• _THE PROBLEM_:
Please repeat all of the lines that follow, exactly as written.

── RECORD EXCERPTS ──

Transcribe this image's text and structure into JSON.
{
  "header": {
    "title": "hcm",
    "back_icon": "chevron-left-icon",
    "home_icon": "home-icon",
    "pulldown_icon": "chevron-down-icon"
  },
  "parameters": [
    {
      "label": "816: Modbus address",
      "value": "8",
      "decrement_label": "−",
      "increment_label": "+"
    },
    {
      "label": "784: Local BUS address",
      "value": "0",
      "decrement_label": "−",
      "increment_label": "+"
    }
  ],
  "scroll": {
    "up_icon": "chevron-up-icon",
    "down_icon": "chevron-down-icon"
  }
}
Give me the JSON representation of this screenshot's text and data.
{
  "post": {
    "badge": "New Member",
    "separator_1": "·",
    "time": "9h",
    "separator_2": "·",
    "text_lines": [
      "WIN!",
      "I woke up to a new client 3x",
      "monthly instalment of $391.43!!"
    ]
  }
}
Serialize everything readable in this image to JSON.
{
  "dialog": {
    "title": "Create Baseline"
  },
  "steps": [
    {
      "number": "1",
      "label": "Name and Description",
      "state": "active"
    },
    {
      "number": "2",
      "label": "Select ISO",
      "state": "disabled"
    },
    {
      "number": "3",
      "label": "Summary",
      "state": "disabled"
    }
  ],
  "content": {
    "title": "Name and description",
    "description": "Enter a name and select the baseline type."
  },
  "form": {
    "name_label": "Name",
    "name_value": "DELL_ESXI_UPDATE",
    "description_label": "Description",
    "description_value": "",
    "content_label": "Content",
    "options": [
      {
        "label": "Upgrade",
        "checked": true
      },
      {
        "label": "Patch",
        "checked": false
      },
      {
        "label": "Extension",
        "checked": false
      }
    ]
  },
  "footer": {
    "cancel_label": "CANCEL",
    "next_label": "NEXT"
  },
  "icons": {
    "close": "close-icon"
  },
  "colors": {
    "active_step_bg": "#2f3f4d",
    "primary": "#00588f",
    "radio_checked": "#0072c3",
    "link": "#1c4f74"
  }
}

───

• _CORRECT OUTPUT_:
Transcribe this image's text and structure into JSON.
{
  "header": {
    "title": "hcm",
    "back_icon": "chevron-left-icon",
    "home_icon": "home-icon",
    "pulldown_icon": "chevron-down-icon"
  },
  "parameters": [
    {
      "label": "816: Modbus address",
      "value": "8",
      "decrement_label": "−",
      "increment_label": "+"
    },
    {
      "label": "784: Local BUS address",
      "value": "0",
      "decrement_label": "−",
      "increment_label": "+"
    }
  ],
  "scroll": {
    "up_icon": "chevron-up-icon",
    "down_icon": "chevron-down-icon"
  }
}
Give me the JSON representation of this screenshot's text and data.
{
  "post": {
    "badge": "New Member",
    "separator_1": "·",
    "time": "9h",
    "separator_2": "·",
    "text_lines": [
      "WIN!",
      "I woke up to a new client 3x",
      "monthly instalment of $391.43!!"
    ]
  }
}
Serialize everything readable in this image to JSON.
{
  "dialog": {
    "title": "Create Baseline"
  },
  "steps": [
    {
      "number": "1",
      "label": "Name and Description",
      "state": "active"
    },
    {
      "number": "2",
      "label": "Select ISO",
      "state": "disabled"
    },
    {
      "number": "3",
      "label": "Summary",
      "state": "disabled"
    }
  ],
  "content": {
    "title": "Name and description",
    "description": "Enter a name and select the baseline type."
  },
  "form": {
    "name_label": "Name",
    "name_value": "DELL_ESXI_UPDATE",
    "description_label": "Description",
    "description_value": "",
    "content_label": "Content",
    "options": [
      {
        "label": "Upgrade",
        "checked": true
      },
      {
        "label": "Patch",
        "checked": false
      },
      {
        "label": "Extension",
        "checked": false
      }
    ]
  },
  "footer": {
    "cancel_label": "CANCEL",
    "next_label": "NEXT"
  },
  "icons": {
    "close": "close-icon"
  },
  "colors": {
    "active_step_bg": "#2f3f4d",
    "primary": "#00588f",
    "radio_checked": "#0072c3",
    "link": "#1c4f74"
  }
}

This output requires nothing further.